Skip every image and restate the data word for word.

(Raw records)
══════════════════════════════
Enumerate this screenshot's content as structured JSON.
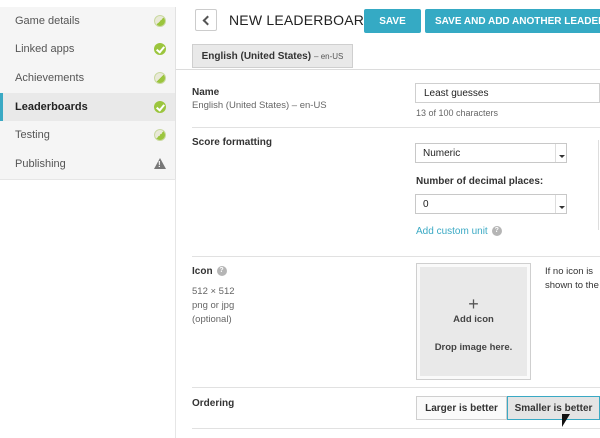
{
  "sidebar": {
    "items": [
      {
        "label": "Game details",
        "status": "partial"
      },
      {
        "label": "Linked apps",
        "status": "complete"
      },
      {
        "label": "Achievements",
        "status": "partial"
      },
      {
        "label": "Leaderboards",
        "status": "complete",
        "active": true
      },
      {
        "label": "Testing",
        "status": "partial"
      },
      {
        "label": "Publishing",
        "status": "warning"
      }
    ]
  },
  "header": {
    "back_icon": "chevron-left-icon",
    "title": "NEW LEADERBOARD",
    "save_label": "SAVE",
    "save_add_label": "SAVE AND ADD ANOTHER LEADERBOARD"
  },
  "language_tab": {
    "label": "English (United States)",
    "code": "– en-US"
  },
  "name_section": {
    "label": "Name",
    "language": "English (United States) – en-US",
    "value": "Least guesses",
    "counter": "13 of 100 characters"
  },
  "score_section": {
    "label": "Score formatting",
    "format_value": "Numeric",
    "decimal_label": "Number of decimal places:",
    "decimal_value": "0",
    "custom_unit_link": "Add custom unit"
  },
  "icon_section": {
    "label": "Icon",
    "size": "512 × 512",
    "type": "png or jpg",
    "optional": "(optional)",
    "plus": "+",
    "add_label": "Add icon",
    "drop_label": "Drop image here.",
    "note_line1": "If no icon is",
    "note_line2": "shown to the"
  },
  "ordering_section": {
    "label": "Ordering",
    "option_larger": "Larger is better",
    "option_smaller": "Smaller is better",
    "selected": "Smaller is better"
  },
  "colors": {
    "accent": "#35aac4",
    "complete": "#9bc53d",
    "warning": "#777777"
  }
}
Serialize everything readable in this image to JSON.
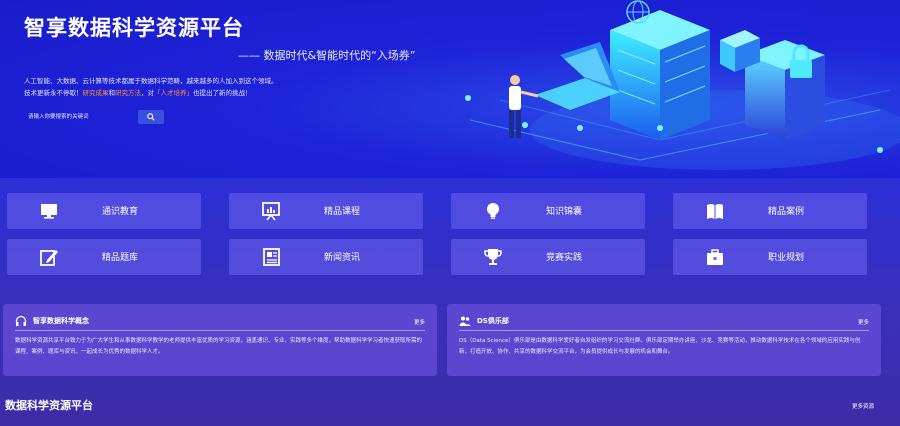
══════════════════════════════
**EXPECTED ANSWER:**
Enumerate this screenshot's content as structured JSON.
{
  "sidebar": {
    "items": [
      {
        "label": "Game details",
        "status": "partial"
      },
      {
        "label": "Linked apps",
        "status": "complete"
      },
      {
        "label": "Achievements",
        "status": "partial"
      },
      {
        "label": "Leaderboards",
        "status": "complete",
        "active": true
      },
      {
        "label": "Testing",
        "status": "partial"
      },
      {
        "label": "Publishing",
        "status": "warning"
      }
    ]
  },
  "header": {
    "back_icon": "chevron-left-icon",
    "title": "NEW LEADERBOARD",
    "save_label": "SAVE",
    "save_add_label": "SAVE AND ADD ANOTHER LEADERBOARD"
  },
  "language_tab": {
    "label": "English (United States)",
    "code": "– en-US"
  },
  "name_section": {
    "label": "Name",
    "language": "English (United States) – en-US",
    "value": "Least guesses",
    "counter": "13 of 100 characters"
  },
  "score_section": {
    "label": "Score formatting",
    "format_value": "Numeric",
    "decimal_label": "Number of decimal places:",
    "decimal_value": "0",
    "custom_unit_link": "Add custom unit"
  },
  "icon_section": {
    "label": "Icon",
    "size": "512 × 512",
    "type": "png or jpg",
    "optional": "(optional)",
    "plus": "+",
    "add_label": "Add icon",
    "drop_label": "Drop image here.",
    "note_line1": "If no icon is",
    "note_line2": "shown to the"
  },
  "ordering_section": {
    "label": "Ordering",
    "option_larger": "Larger is better",
    "option_smaller": "Smaller is better",
    "selected": "Smaller is better"
  },
  "colors": {
    "accent": "#35aac4",
    "complete": "#9bc53d",
    "warning": "#777777"
  }
}
Serialize everything readable in this image to JSON.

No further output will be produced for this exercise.